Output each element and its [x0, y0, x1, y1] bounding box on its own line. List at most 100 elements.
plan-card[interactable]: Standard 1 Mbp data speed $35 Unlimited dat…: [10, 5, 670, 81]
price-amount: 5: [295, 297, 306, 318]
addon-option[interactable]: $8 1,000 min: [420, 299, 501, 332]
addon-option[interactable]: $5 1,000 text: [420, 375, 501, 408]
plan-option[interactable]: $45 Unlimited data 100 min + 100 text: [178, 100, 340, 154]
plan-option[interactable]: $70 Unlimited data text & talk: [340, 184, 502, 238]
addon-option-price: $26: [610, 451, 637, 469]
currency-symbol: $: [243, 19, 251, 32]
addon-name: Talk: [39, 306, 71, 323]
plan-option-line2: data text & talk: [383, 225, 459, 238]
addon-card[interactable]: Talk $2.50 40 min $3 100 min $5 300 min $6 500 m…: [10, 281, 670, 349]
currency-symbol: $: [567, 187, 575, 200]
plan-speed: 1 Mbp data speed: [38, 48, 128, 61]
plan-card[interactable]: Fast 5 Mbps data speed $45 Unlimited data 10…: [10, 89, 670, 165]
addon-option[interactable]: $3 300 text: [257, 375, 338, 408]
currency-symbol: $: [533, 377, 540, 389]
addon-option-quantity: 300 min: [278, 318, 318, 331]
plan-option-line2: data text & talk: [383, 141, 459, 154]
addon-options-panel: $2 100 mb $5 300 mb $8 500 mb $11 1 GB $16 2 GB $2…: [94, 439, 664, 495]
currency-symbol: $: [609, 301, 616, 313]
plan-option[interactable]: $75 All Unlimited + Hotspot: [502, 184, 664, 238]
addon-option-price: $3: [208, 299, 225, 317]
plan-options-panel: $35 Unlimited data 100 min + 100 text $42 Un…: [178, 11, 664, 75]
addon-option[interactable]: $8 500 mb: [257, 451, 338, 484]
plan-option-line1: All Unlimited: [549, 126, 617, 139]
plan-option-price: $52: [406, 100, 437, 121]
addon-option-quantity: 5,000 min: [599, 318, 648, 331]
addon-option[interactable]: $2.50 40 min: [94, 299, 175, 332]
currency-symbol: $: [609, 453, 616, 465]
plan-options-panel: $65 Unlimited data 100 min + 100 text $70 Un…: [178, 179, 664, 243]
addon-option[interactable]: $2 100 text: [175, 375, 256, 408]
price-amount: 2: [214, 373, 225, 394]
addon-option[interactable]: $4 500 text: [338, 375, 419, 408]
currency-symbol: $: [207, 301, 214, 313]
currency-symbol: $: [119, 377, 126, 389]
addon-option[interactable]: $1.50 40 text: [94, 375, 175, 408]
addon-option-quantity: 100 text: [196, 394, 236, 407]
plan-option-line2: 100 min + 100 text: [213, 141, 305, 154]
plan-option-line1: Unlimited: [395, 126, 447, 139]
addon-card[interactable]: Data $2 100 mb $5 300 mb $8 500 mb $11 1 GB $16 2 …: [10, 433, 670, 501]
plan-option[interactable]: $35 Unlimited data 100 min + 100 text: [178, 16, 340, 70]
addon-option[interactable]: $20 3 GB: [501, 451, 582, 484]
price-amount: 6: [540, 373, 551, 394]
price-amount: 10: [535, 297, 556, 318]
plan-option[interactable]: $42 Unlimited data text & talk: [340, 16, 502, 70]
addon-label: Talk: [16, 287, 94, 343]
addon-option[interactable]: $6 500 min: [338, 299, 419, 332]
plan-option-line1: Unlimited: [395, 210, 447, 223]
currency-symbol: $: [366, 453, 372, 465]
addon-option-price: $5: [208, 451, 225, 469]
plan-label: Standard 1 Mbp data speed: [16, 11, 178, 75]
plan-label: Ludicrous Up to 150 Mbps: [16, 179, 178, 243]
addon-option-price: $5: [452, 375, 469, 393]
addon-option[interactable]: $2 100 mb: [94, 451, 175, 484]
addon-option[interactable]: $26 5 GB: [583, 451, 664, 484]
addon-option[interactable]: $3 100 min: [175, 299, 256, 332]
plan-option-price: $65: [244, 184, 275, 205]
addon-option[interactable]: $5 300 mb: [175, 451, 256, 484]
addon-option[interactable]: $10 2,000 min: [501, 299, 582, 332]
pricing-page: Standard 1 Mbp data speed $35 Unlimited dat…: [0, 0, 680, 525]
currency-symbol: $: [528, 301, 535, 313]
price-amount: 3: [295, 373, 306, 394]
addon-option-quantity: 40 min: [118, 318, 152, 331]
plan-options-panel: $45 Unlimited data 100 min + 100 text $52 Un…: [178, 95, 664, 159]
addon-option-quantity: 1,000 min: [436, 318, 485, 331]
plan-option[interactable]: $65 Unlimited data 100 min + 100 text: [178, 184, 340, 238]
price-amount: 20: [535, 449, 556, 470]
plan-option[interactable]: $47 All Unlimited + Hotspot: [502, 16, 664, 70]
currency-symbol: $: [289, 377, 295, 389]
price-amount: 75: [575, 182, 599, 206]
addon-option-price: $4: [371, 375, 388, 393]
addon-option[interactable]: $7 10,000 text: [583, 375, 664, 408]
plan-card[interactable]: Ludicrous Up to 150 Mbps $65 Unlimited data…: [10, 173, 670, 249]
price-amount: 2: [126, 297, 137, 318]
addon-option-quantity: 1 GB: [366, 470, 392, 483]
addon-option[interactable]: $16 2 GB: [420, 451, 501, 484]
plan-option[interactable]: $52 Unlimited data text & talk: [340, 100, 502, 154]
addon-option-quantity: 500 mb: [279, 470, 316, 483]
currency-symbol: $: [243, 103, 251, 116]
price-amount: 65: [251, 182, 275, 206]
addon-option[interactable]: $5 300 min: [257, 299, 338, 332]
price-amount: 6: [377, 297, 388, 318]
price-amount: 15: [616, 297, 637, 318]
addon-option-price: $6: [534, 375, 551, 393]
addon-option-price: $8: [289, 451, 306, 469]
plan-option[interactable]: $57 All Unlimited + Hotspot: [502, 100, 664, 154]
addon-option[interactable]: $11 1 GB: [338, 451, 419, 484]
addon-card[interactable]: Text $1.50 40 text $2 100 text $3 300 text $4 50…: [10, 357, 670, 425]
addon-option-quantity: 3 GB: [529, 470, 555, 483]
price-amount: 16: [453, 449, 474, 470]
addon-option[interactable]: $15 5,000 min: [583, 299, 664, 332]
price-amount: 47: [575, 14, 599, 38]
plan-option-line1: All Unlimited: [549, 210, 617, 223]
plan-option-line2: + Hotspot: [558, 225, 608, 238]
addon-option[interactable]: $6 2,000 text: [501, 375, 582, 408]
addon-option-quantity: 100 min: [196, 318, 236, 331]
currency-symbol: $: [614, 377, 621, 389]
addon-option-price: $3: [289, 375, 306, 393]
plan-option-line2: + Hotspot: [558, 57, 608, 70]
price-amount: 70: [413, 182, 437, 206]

·····

◆ What to work on
Write out all of the rows above, keeping every character unchanged.

◆ The solution
Output each element and its [x0, y0, x1, y1] bounding box on its own line. List at most 100 elements.
plan-card[interactable]: Standard 1 Mbp data speed $35 Unlimited dat…: [10, 5, 670, 81]
price-amount: 5: [295, 297, 306, 318]
addon-option[interactable]: $8 1,000 min: [420, 299, 501, 332]
addon-option[interactable]: $5 1,000 text: [420, 375, 501, 408]
plan-option[interactable]: $45 Unlimited data 100 min + 100 text: [178, 100, 340, 154]
plan-option[interactable]: $70 Unlimited data text & talk: [340, 184, 502, 238]
addon-option-price: $26: [610, 451, 637, 469]
currency-symbol: $: [243, 19, 251, 32]
addon-name: Talk: [39, 306, 71, 323]
plan-option-line2: data text & talk: [383, 225, 459, 238]
addon-card[interactable]: Talk $2.50 40 min $3 100 min $5 300 min $6 500 m…: [10, 281, 670, 349]
currency-symbol: $: [567, 187, 575, 200]
plan-speed: 1 Mbp data speed: [38, 48, 128, 61]
plan-card[interactable]: Fast 5 Mbps data speed $45 Unlimited data 10…: [10, 89, 670, 165]
addon-option[interactable]: $3 300 text: [257, 375, 338, 408]
currency-symbol: $: [533, 377, 540, 389]
addon-option-quantity: 300 min: [278, 318, 318, 331]
plan-option-line2: data text & talk: [383, 141, 459, 154]
addon-options-panel: $2 100 mb $5 300 mb $8 500 mb $11 1 GB $16 2 GB $2…: [94, 439, 664, 495]
currency-symbol: $: [609, 301, 616, 313]
plan-option[interactable]: $75 All Unlimited + Hotspot: [502, 184, 664, 238]
addon-option-price: $3: [208, 299, 225, 317]
plan-options-panel: $35 Unlimited data 100 min + 100 text $42 Un…: [178, 11, 664, 75]
addon-option[interactable]: $8 500 mb: [257, 451, 338, 484]
plan-option-line1: All Unlimited: [549, 126, 617, 139]
plan-option-price: $52: [406, 100, 437, 121]
addon-option-quantity: 5,000 min: [599, 318, 648, 331]
addon-option[interactable]: $2.50 40 min: [94, 299, 175, 332]
currency-symbol: $: [609, 453, 616, 465]
plan-options-panel: $65 Unlimited data 100 min + 100 text $70 Un…: [178, 179, 664, 243]
addon-option[interactable]: $2 100 text: [175, 375, 256, 408]
price-amount: 2: [214, 373, 225, 394]
addon-option[interactable]: $4 500 text: [338, 375, 419, 408]
currency-symbol: $: [207, 301, 214, 313]
currency-symbol: $: [119, 377, 126, 389]
addon-option[interactable]: $1.50 40 text: [94, 375, 175, 408]
addon-option-quantity: 100 text: [196, 394, 236, 407]
plan-option-line2: 100 min + 100 text: [213, 141, 305, 154]
plan-option-line1: Unlimited: [395, 126, 447, 139]
addon-card[interactable]: Data $2 100 mb $5 300 mb $8 500 mb $11 1 GB $16 2 …: [10, 433, 670, 501]
plan-option[interactable]: $35 Unlimited data 100 min + 100 text: [178, 16, 340, 70]
addon-option[interactable]: $20 3 GB: [501, 451, 582, 484]
price-amount: 6: [540, 373, 551, 394]
price-amount: 10: [535, 297, 556, 318]
plan-option[interactable]: $42 Unlimited data text & talk: [340, 16, 502, 70]
addon-label: Talk: [16, 287, 94, 343]
addon-option[interactable]: $6 500 min: [338, 299, 419, 332]
plan-option-line1: Unlimited: [395, 210, 447, 223]
currency-symbol: $: [366, 453, 372, 465]
addon-option-price: $5: [208, 451, 225, 469]
plan-label: Standard 1 Mbp data speed: [16, 11, 178, 75]
plan-label: Ludicrous Up to 150 Mbps: [16, 179, 178, 243]
addon-option-price: $5: [452, 375, 469, 393]
addon-option[interactable]: $2 100 mb: [94, 451, 175, 484]
addon-option[interactable]: $26 5 GB: [583, 451, 664, 484]
addon-option[interactable]: $3 100 min: [175, 299, 256, 332]
plan-option-price: $65: [244, 184, 275, 205]
addon-option[interactable]: $5 300 mb: [175, 451, 256, 484]
addon-option[interactable]: $10 2,000 min: [501, 299, 582, 332]
pricing-page: Standard 1 Mbp data speed $35 Unlimited dat…: [0, 0, 680, 525]
currency-symbol: $: [528, 301, 535, 313]
price-amount: 3: [295, 373, 306, 394]
addon-option-quantity: 40 min: [118, 318, 152, 331]
plan-options-panel: $45 Unlimited data 100 min + 100 text $52 Un…: [178, 95, 664, 159]
addon-option-quantity: 1,000 min: [436, 318, 485, 331]
plan-option[interactable]: $65 Unlimited data 100 min + 100 text: [178, 184, 340, 238]
price-amount: 20: [535, 449, 556, 470]
plan-option[interactable]: $47 All Unlimited + Hotspot: [502, 16, 664, 70]
currency-symbol: $: [289, 377, 295, 389]
price-amount: 75: [575, 182, 599, 206]
addon-option-price: $4: [371, 375, 388, 393]
addon-option[interactable]: $7 10,000 text: [583, 375, 664, 408]
plan-card[interactable]: Ludicrous Up to 150 Mbps $65 Unlimited data…: [10, 173, 670, 249]
price-amount: 2: [126, 297, 137, 318]
addon-option-quantity: 1 GB: [366, 470, 392, 483]
addon-option[interactable]: $16 2 GB: [420, 451, 501, 484]
plan-option[interactable]: $52 Unlimited data text & talk: [340, 100, 502, 154]
addon-option-quantity: 500 mb: [279, 470, 316, 483]
currency-symbol: $: [243, 103, 251, 116]
price-amount: 65: [251, 182, 275, 206]
addon-option[interactable]: $5 300 min: [257, 299, 338, 332]
price-amount: 6: [377, 297, 388, 318]
price-amount: 15: [616, 297, 637, 318]
addon-option-price: $6: [534, 375, 551, 393]
addon-option-price: $8: [289, 451, 306, 469]
plan-option[interactable]: $57 All Unlimited + Hotspot: [502, 100, 664, 154]
addon-option[interactable]: $11 1 GB: [338, 451, 419, 484]
addon-card[interactable]: Text $1.50 40 text $2 100 text $3 300 text $4 50…: [10, 357, 670, 425]
addon-option-quantity: 3 GB: [529, 470, 555, 483]
price-amount: 16: [453, 449, 474, 470]
addon-option[interactable]: $15 5,000 min: [583, 299, 664, 332]
price-amount: 47: [575, 14, 599, 38]
plan-option-line1: All Unlimited: [549, 210, 617, 223]
plan-option-line2: + Hotspot: [558, 225, 608, 238]
addon-option[interactable]: $6 2,000 text: [501, 375, 582, 408]
addon-option-quantity: 100 min: [196, 318, 236, 331]
currency-symbol: $: [614, 377, 621, 389]
addon-option-price: $3: [289, 375, 306, 393]
plan-option-line2: + Hotspot: [558, 57, 608, 70]
price-amount: 70: [413, 182, 437, 206]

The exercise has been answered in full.